● **SOURCE RECORDS**:
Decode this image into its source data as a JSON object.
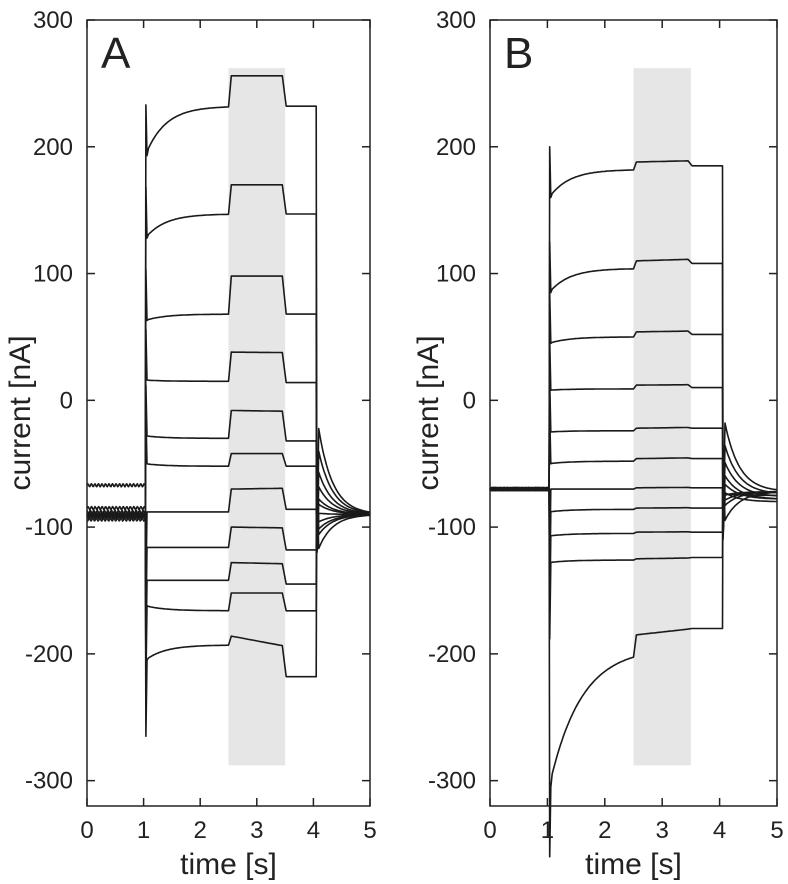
{
  "colors": {
    "trace": "#1a1a1a",
    "highlight": "#e6e6e6",
    "axis": "#222222"
  },
  "chart_data": [
    {
      "type": "line",
      "panel_label": "A",
      "xlabel": "time [s]",
      "ylabel": "current [nA]",
      "xlim": [
        0,
        5
      ],
      "ylim": [
        -320,
        300
      ],
      "xticks": [
        "0",
        "1",
        "2",
        "3",
        "4",
        "5"
      ],
      "yticks": [
        "300",
        "200",
        "100",
        "0",
        "-100",
        "-200",
        "-300"
      ],
      "highlight": {
        "x": [
          2.5,
          3.5
        ],
        "y": [
          -288,
          262
        ]
      },
      "step": {
        "on": 1.03,
        "off": 4.05
      },
      "traces": [
        {
          "pre": -67,
          "start": 193,
          "steady": 232,
          "stim": 256,
          "end": 232,
          "tail": -90
        },
        {
          "pre": -90,
          "start": 128,
          "steady": 147,
          "stim": 170,
          "end": 147,
          "tail": -90
        },
        {
          "pre": -88,
          "start": 63,
          "steady": 68,
          "stim": 98,
          "end": 68,
          "tail": -90
        },
        {
          "pre": -90,
          "start": 16,
          "steady": 15,
          "stim": 38,
          "end": 14,
          "tail": -90
        },
        {
          "pre": -90,
          "start": -28,
          "steady": -30,
          "stim": -8,
          "end": -32,
          "tail": -90
        },
        {
          "pre": -90,
          "start": -50,
          "steady": -52,
          "stim": -42,
          "end": -52,
          "tail": -90
        },
        {
          "pre": -85,
          "start": -88,
          "steady": -88,
          "stim": -70,
          "end": -86,
          "tail": -90
        },
        {
          "pre": -90,
          "start": -116,
          "steady": -116,
          "stim": -100,
          "end": -118,
          "tail": -90
        },
        {
          "pre": -92,
          "start": -142,
          "steady": -142,
          "stim": -128,
          "end": -145,
          "tail": -90
        },
        {
          "pre": -92,
          "start": -162,
          "steady": -166,
          "stim": -152,
          "end": -166,
          "tail": -90
        },
        {
          "pre": -94,
          "start": -205,
          "steady": -193,
          "stim": -186,
          "end": -218,
          "tail": -90
        }
      ]
    },
    {
      "type": "line",
      "panel_label": "B",
      "xlabel": "time [s]",
      "ylabel": "current [nA]",
      "xlim": [
        0,
        5
      ],
      "ylim": [
        -320,
        300
      ],
      "xticks": [
        "0",
        "1",
        "2",
        "3",
        "4",
        "5"
      ],
      "yticks": [
        "300",
        "200",
        "100",
        "0",
        "-100",
        "-200",
        "-300"
      ],
      "highlight": {
        "x": [
          2.5,
          3.5
        ],
        "y": [
          -288,
          262
        ]
      },
      "step": {
        "on": 1.03,
        "off": 4.05
      },
      "traces": [
        {
          "pre": -70,
          "start": 160,
          "steady": 182,
          "stim": 188,
          "end": 185,
          "tail": -72
        },
        {
          "pre": -70,
          "start": 85,
          "steady": 104,
          "stim": 110,
          "end": 108,
          "tail": -74
        },
        {
          "pre": -70,
          "start": 45,
          "steady": 50,
          "stim": 54,
          "end": 52,
          "tail": -76
        },
        {
          "pre": -70,
          "start": 8,
          "steady": 9,
          "stim": 12,
          "end": 10,
          "tail": -78
        },
        {
          "pre": -70,
          "start": -25,
          "steady": -24,
          "stim": -22,
          "end": -22,
          "tail": -78
        },
        {
          "pre": -70,
          "start": -50,
          "steady": -48,
          "stim": -46,
          "end": -46,
          "tail": -80
        },
        {
          "pre": -70,
          "start": -70,
          "steady": -70,
          "stim": -69,
          "end": -69,
          "tail": -75
        },
        {
          "pre": -70,
          "start": -88,
          "steady": -86,
          "stim": -85,
          "end": -85,
          "tail": -72
        },
        {
          "pre": -70,
          "start": -107,
          "steady": -105,
          "stim": -104,
          "end": -104,
          "tail": -72
        },
        {
          "pre": -70,
          "start": -128,
          "steady": -126,
          "stim": -125,
          "end": -124,
          "tail": -72
        },
        {
          "pre": -70,
          "start": -300,
          "steady": -195,
          "stim": -185,
          "end": -180,
          "tail": -72,
          "dip": -305
        }
      ]
    }
  ]
}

● **GOAL**: Repeat the material above word for word, please, apart from its images.

● **EXERCISE SOLUTION**:
Decode this image into its source data as a JSON object.
{
  "colors": {
    "trace": "#1a1a1a",
    "highlight": "#e6e6e6",
    "axis": "#222222"
  },
  "chart_data": [
    {
      "type": "line",
      "panel_label": "A",
      "xlabel": "time [s]",
      "ylabel": "current [nA]",
      "xlim": [
        0,
        5
      ],
      "ylim": [
        -320,
        300
      ],
      "xticks": [
        "0",
        "1",
        "2",
        "3",
        "4",
        "5"
      ],
      "yticks": [
        "300",
        "200",
        "100",
        "0",
        "-100",
        "-200",
        "-300"
      ],
      "highlight": {
        "x": [
          2.5,
          3.5
        ],
        "y": [
          -288,
          262
        ]
      },
      "step": {
        "on": 1.03,
        "off": 4.05
      },
      "traces": [
        {
          "pre": -67,
          "start": 193,
          "steady": 232,
          "stim": 256,
          "end": 232,
          "tail": -90
        },
        {
          "pre": -90,
          "start": 128,
          "steady": 147,
          "stim": 170,
          "end": 147,
          "tail": -90
        },
        {
          "pre": -88,
          "start": 63,
          "steady": 68,
          "stim": 98,
          "end": 68,
          "tail": -90
        },
        {
          "pre": -90,
          "start": 16,
          "steady": 15,
          "stim": 38,
          "end": 14,
          "tail": -90
        },
        {
          "pre": -90,
          "start": -28,
          "steady": -30,
          "stim": -8,
          "end": -32,
          "tail": -90
        },
        {
          "pre": -90,
          "start": -50,
          "steady": -52,
          "stim": -42,
          "end": -52,
          "tail": -90
        },
        {
          "pre": -85,
          "start": -88,
          "steady": -88,
          "stim": -70,
          "end": -86,
          "tail": -90
        },
        {
          "pre": -90,
          "start": -116,
          "steady": -116,
          "stim": -100,
          "end": -118,
          "tail": -90
        },
        {
          "pre": -92,
          "start": -142,
          "steady": -142,
          "stim": -128,
          "end": -145,
          "tail": -90
        },
        {
          "pre": -92,
          "start": -162,
          "steady": -166,
          "stim": -152,
          "end": -166,
          "tail": -90
        },
        {
          "pre": -94,
          "start": -205,
          "steady": -193,
          "stim": -186,
          "end": -218,
          "tail": -90
        }
      ]
    },
    {
      "type": "line",
      "panel_label": "B",
      "xlabel": "time [s]",
      "ylabel": "current [nA]",
      "xlim": [
        0,
        5
      ],
      "ylim": [
        -320,
        300
      ],
      "xticks": [
        "0",
        "1",
        "2",
        "3",
        "4",
        "5"
      ],
      "yticks": [
        "300",
        "200",
        "100",
        "0",
        "-100",
        "-200",
        "-300"
      ],
      "highlight": {
        "x": [
          2.5,
          3.5
        ],
        "y": [
          -288,
          262
        ]
      },
      "step": {
        "on": 1.03,
        "off": 4.05
      },
      "traces": [
        {
          "pre": -70,
          "start": 160,
          "steady": 182,
          "stim": 188,
          "end": 185,
          "tail": -72
        },
        {
          "pre": -70,
          "start": 85,
          "steady": 104,
          "stim": 110,
          "end": 108,
          "tail": -74
        },
        {
          "pre": -70,
          "start": 45,
          "steady": 50,
          "stim": 54,
          "end": 52,
          "tail": -76
        },
        {
          "pre": -70,
          "start": 8,
          "steady": 9,
          "stim": 12,
          "end": 10,
          "tail": -78
        },
        {
          "pre": -70,
          "start": -25,
          "steady": -24,
          "stim": -22,
          "end": -22,
          "tail": -78
        },
        {
          "pre": -70,
          "start": -50,
          "steady": -48,
          "stim": -46,
          "end": -46,
          "tail": -80
        },
        {
          "pre": -70,
          "start": -70,
          "steady": -70,
          "stim": -69,
          "end": -69,
          "tail": -75
        },
        {
          "pre": -70,
          "start": -88,
          "steady": -86,
          "stim": -85,
          "end": -85,
          "tail": -72
        },
        {
          "pre": -70,
          "start": -107,
          "steady": -105,
          "stim": -104,
          "end": -104,
          "tail": -72
        },
        {
          "pre": -70,
          "start": -128,
          "steady": -126,
          "stim": -125,
          "end": -124,
          "tail": -72
        },
        {
          "pre": -70,
          "start": -300,
          "steady": -195,
          "stim": -185,
          "end": -180,
          "tail": -72,
          "dip": -305
        }
      ]
    }
  ]
}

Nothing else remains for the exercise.